§ **Stated task 1**: Swap "chancellor" for "leader" and write out the passage on the collapse of Germany's coalition talks, starting with "Angela Merkel is" and going on through "suddenly in question.".

____ Selected passage

Angela Merkel is traditionally known as Germany’s “safe pair of hands,” but when government-coalition talks unexpectedly collapsed late Sunday night after just four weeks, her future as the country’s chancellor was suddenly in question.
It began just before midnight local time, when the pro-business Free Democrats (FDP) party announced that it would no longer take part in coalition talks to form Germany’s next government. Though Merkel’s center-right Christian Democratic Union (CDU) party and its Bavarian Christian Social Union (CSU) sister party won the largest share of votes during the country’s general election in September, they failed to win enough seats to govern on their own. Having ruled out forming a coalition with the far-right Alternative für Deutschland (AfD), the third-largest party, Merkel’s party entered into coalition talks with two smaller parties, the pro-business Free Democrats (FDP) and the Greens, in hopes of forming a “Jamaica” coalition (called Jamaica because the parties’ colors of black, yellow, and green, respectively, correspond to those of the Jamaican flag).
Addressing reporters late Sunday night, FDP leader Christian Linder attributed the failure of the proposed Jamaica coalition to a lack of common vision or trust among the parties, noting that “it’s better not to govern than to govern badly.” Merkel called the collapse of talks “regrettable” but insisted her party would act responsibly in the national interest, in an apparent dig at the FDP. Others were less restrained. One lawmaker in Merkel’s party dubbed the FDP a “circus troupe devoid of substance,” while another praised it sarcastically for its “well prepared spontaneity.”

________
____ Data rows

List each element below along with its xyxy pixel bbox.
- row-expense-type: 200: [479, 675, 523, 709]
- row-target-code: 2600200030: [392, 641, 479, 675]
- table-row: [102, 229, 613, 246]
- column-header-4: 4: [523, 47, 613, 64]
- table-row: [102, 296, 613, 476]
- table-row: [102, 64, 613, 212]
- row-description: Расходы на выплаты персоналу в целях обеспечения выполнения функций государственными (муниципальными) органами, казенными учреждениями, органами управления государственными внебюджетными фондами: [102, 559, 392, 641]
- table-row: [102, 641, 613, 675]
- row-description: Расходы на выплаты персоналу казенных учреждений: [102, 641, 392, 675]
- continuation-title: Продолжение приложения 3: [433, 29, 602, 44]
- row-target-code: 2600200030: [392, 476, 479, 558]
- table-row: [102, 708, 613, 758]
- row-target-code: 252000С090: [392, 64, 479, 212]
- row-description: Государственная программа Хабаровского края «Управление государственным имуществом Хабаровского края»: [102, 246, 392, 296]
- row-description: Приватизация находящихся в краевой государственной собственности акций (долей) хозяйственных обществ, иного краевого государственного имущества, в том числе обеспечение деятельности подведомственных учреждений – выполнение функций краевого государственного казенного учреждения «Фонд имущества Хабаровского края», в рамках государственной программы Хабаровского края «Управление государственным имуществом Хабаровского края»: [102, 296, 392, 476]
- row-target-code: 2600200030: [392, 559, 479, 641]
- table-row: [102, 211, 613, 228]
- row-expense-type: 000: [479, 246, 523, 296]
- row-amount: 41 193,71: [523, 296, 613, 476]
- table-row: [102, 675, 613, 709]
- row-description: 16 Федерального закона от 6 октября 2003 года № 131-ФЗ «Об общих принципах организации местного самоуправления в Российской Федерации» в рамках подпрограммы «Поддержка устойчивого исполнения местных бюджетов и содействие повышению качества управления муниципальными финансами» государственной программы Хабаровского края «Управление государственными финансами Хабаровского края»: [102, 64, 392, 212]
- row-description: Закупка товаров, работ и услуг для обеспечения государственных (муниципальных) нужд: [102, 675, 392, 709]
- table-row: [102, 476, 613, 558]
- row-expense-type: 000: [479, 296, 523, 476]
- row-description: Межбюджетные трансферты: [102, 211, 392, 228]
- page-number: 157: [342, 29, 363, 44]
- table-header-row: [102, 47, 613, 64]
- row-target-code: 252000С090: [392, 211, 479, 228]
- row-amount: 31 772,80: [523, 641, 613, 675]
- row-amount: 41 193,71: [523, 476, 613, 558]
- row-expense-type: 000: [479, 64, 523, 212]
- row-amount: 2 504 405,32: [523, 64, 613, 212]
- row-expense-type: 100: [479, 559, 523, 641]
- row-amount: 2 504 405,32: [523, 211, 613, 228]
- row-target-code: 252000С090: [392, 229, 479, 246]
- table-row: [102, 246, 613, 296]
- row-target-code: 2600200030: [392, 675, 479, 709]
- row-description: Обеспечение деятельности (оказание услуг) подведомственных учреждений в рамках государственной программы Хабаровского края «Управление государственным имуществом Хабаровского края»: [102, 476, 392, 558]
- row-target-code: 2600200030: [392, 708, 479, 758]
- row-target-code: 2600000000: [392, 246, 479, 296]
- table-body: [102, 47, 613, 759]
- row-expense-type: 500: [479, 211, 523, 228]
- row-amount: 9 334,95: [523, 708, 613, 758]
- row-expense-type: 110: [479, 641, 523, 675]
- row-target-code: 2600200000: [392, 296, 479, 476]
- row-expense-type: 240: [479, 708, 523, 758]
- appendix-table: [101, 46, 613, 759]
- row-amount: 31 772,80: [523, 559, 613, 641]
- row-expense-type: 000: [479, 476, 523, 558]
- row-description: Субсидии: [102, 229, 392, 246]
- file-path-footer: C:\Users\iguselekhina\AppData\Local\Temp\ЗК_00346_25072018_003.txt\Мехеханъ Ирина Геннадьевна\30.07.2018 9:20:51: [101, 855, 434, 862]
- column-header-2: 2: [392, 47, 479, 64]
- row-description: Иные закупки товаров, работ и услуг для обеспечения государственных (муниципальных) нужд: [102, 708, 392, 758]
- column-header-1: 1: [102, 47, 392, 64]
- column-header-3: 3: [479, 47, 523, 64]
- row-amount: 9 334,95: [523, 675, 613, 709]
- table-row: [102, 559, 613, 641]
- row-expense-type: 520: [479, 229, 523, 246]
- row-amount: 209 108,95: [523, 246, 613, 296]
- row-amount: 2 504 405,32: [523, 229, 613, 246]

________

§ **Stated task 2**: Please write out the layout region entries without any change, from the first line of the entries through the line with "- table-row: [102, 64, 613, 212]", both included.

§ **Expected answer 1**:
Angela Merkel is traditionally known as Germany’s “safe pair of hands,” but when government-coalition talks unexpectedly collapsed late Sunday night after just four weeks, her future as the country’s leader was suddenly in question.

§ **Expected answer 2**:
List each element below along with its xyxy pixel bbox.
- row-expense-type: 200: [479, 675, 523, 709]
- row-target-code: 2600200030: [392, 641, 479, 675]
- table-row: [102, 229, 613, 246]
- column-header-4: 4: [523, 47, 613, 64]
- table-row: [102, 296, 613, 476]
- table-row: [102, 64, 613, 212]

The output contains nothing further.